§ Instructions for the task: Gather from the material every line that contains the string "down".

Rows from a dataset
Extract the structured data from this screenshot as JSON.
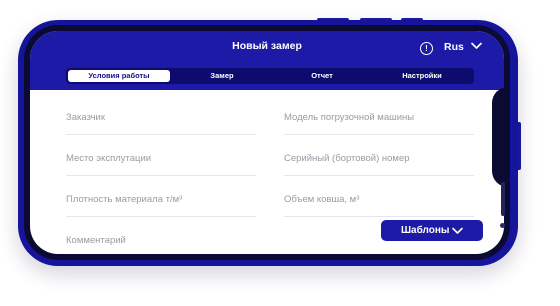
{
  "header": {
    "title": "Новый замер",
    "info_icon": "info-icon",
    "language": "Rus",
    "language_icon": "chevron-down-icon"
  },
  "tabs": [
    {
      "label": "Условия работы",
      "active": true
    },
    {
      "label": "Замер",
      "active": false
    },
    {
      "label": "Отчет",
      "active": false
    },
    {
      "label": "Настройки",
      "active": false
    }
  ],
  "form": {
    "customer_placeholder": "Заказчик",
    "machine_model_placeholder": "Модель погрузочной машины",
    "location_placeholder": "Место эксплутации",
    "serial_number_placeholder": "Серийный (бортовой) номер",
    "density_placeholder": "Плотность материала т/м³",
    "bucket_volume_placeholder": "Объем ковша, м³",
    "comment_placeholder": "Комментарий"
  },
  "templates_button": {
    "label": "Шаблоны",
    "icon": "chevron-down-icon"
  },
  "colors": {
    "brand": "#1d1aa7",
    "tabs_background": "#0d0b6d",
    "placeholder_text": "#9a9aa6"
  }
}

§ Completed task:
    "language_icon": "chevron-down-icon"
    "icon": "chevron-down-icon"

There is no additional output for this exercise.